Source records:
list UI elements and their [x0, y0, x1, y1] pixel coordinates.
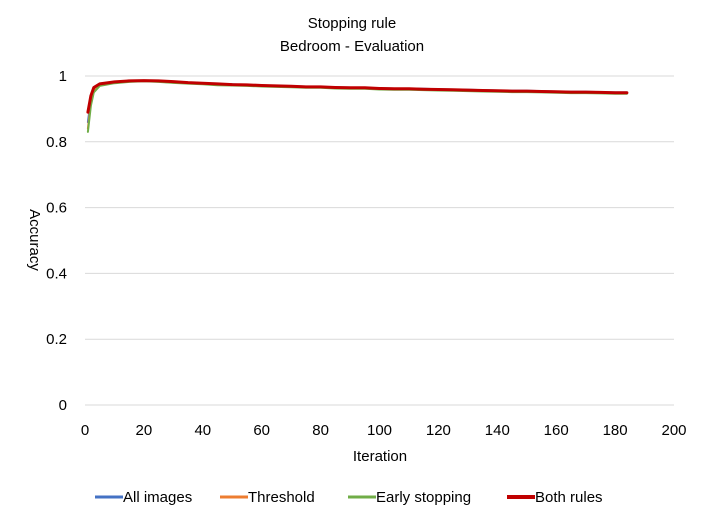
x-tick-label: 120 [426, 422, 451, 439]
x-tick-label: 160 [544, 422, 569, 439]
series-lines [86, 79, 629, 133]
legend-label-threshold: Threshold [248, 489, 315, 506]
legend: All images Threshold Early stopping Both ru… [95, 489, 603, 506]
tick-labels: 0 0.2 0.4 0.6 0.8 1 0 20 40 60 80 100 120 140 160 180 20… [46, 68, 686, 439]
series-line-both-rules [86, 79, 629, 114]
x-tick-label: 80 [312, 422, 329, 439]
y-tick-label: 0.2 [46, 331, 67, 348]
x-axis-title: Iteration [353, 448, 407, 465]
y-tick-label: 0.8 [46, 134, 67, 151]
x-tick-label: 40 [194, 422, 211, 439]
y-axis-title: Accuracy [26, 209, 43, 271]
y-tick-label: 0.6 [46, 200, 67, 217]
gridlines [85, 75, 674, 406]
chart-subtitle: Bedroom - Evaluation [280, 38, 424, 55]
y-tick-label: 0 [59, 397, 67, 414]
x-tick-label: 180 [603, 422, 628, 439]
legend-label-all-images: All images [123, 489, 192, 506]
x-tick-label: 0 [81, 422, 89, 439]
x-tick-label: 100 [367, 422, 392, 439]
x-tick-label: 60 [253, 422, 270, 439]
legend-label-both-rules: Both rules [535, 489, 603, 506]
legend-label-early-stopping: Early stopping [376, 489, 471, 506]
chart-title: Stopping rule [308, 15, 396, 32]
y-tick-label: 0.4 [46, 265, 67, 282]
x-tick-label: 20 [136, 422, 153, 439]
x-tick-label: 200 [661, 422, 686, 439]
y-tick-label: 1 [59, 68, 67, 85]
x-tick-label: 140 [485, 422, 510, 439]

REQUEST ->
Render every line of the items above as a numbered list, omitting blank lines. Omit the pictures.

THE RESPONSE ->
1. list UI elements and their [x0, y0, x1, y1] pixel coordinates.
2. x-tick-label: 120 [426, 422, 451, 439]
3. x-tick-label: 160 [544, 422, 569, 439]
4. series-lines [86, 79, 629, 133]
5. legend-label-threshold: Threshold [248, 489, 315, 506]
6. legend: All images Threshold Early stopping Both ru… [95, 489, 603, 506]
7. tick-labels: 0 0.2 0.4 0.6 0.8 1 0 20 40 60 80 100 120 140 160 180 20… [46, 68, 686, 439]
8. series-line-both-rules [86, 79, 629, 114]
9. x-tick-label: 80 [312, 422, 329, 439]
10. y-tick-label: 0.2 [46, 331, 67, 348]
11. x-axis-title: Iteration [353, 448, 407, 465]
12. y-tick-label: 0.8 [46, 134, 67, 151]
13. x-tick-label: 40 [194, 422, 211, 439]
14. y-axis-title: Accuracy [26, 209, 43, 271]
15. y-tick-label: 0.6 [46, 200, 67, 217]
16. gridlines [85, 75, 674, 406]
17. chart-subtitle: Bedroom - Evaluation [280, 38, 424, 55]
18. y-tick-label: 0 [59, 397, 67, 414]
19. x-tick-label: 180 [603, 422, 628, 439]
20. legend-label-all-images: All images [123, 489, 192, 506]
21. x-tick-label: 0 [81, 422, 89, 439]
22. x-tick-label: 100 [367, 422, 392, 439]
23. x-tick-label: 60 [253, 422, 270, 439]
24. legend-label-both-rules: Both rules [535, 489, 603, 506]
25. legend-label-early-stopping: Early stopping [376, 489, 471, 506]
26. chart-title: Stopping rule [308, 15, 396, 32]
27. y-tick-label: 0.4 [46, 265, 67, 282]
28. x-tick-label: 20 [136, 422, 153, 439]
29. x-tick-label: 200 [661, 422, 686, 439]
30. y-tick-label: 1 [59, 68, 67, 85]
31. x-tick-label: 140 [485, 422, 510, 439]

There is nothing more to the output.